PROMPT >> Pull out each line of the records holding the string "this".

RECORDS SHOWN >>

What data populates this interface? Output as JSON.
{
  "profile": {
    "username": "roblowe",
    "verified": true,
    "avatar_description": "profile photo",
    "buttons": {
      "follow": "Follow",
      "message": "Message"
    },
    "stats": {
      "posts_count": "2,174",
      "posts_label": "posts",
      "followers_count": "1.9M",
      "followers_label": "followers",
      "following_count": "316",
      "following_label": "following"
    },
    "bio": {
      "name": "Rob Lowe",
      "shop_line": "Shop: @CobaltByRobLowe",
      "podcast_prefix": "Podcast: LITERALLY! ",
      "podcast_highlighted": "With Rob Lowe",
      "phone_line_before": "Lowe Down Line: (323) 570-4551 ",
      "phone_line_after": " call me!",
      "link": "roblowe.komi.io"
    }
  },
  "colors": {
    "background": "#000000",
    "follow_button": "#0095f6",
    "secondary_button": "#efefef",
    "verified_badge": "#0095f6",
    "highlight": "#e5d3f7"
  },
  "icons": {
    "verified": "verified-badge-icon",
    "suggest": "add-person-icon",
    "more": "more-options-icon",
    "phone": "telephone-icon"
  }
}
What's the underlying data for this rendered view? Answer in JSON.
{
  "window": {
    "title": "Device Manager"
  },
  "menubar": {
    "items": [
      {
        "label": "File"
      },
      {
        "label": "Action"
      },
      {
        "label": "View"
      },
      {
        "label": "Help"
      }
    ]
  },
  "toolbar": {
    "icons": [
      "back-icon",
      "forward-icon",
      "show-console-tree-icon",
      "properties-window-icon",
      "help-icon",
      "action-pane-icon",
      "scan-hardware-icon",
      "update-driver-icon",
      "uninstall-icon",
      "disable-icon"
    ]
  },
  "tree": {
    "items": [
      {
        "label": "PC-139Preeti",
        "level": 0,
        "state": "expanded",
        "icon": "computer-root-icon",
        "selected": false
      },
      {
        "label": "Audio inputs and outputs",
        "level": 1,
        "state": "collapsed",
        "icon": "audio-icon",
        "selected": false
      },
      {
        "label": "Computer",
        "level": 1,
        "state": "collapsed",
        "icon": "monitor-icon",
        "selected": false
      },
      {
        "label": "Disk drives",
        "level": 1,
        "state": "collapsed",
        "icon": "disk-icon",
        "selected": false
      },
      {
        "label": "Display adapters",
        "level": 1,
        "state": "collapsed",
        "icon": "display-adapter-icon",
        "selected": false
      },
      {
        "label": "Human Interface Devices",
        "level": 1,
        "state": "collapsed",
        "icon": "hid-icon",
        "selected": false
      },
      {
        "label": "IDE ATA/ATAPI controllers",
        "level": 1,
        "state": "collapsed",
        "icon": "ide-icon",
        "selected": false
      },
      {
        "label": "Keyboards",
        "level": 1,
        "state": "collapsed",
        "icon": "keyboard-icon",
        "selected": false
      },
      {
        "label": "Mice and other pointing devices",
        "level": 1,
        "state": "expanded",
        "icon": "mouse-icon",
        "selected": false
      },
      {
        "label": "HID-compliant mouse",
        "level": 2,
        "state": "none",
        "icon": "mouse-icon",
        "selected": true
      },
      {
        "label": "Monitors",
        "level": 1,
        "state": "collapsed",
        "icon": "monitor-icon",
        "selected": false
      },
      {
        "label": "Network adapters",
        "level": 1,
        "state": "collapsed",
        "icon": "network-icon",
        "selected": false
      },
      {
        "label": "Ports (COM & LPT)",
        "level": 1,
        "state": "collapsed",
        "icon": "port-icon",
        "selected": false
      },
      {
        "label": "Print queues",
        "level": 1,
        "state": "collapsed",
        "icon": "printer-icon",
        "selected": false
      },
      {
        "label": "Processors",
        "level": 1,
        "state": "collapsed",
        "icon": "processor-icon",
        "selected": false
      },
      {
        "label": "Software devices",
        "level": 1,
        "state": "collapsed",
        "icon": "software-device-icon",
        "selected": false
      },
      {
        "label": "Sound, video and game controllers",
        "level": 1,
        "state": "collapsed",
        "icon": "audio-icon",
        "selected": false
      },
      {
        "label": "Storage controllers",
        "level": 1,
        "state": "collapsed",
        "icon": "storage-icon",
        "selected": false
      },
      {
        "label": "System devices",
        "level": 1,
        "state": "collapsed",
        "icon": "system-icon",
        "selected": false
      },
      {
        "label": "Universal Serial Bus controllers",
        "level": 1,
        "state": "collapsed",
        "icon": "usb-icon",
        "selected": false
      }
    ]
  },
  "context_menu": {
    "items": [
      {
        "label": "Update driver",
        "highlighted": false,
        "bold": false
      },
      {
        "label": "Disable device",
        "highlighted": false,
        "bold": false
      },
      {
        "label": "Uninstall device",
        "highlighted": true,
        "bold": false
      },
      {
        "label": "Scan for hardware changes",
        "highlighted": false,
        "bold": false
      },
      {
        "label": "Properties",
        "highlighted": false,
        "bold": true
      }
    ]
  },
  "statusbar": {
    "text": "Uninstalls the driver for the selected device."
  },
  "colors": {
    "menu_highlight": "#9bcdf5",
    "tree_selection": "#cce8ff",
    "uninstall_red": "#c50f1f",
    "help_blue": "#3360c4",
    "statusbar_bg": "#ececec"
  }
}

EXERCISE SOLUTION >>
What data populates this interface? Output as JSON.
What's the underlying data for this rendered view? Answer in JSON.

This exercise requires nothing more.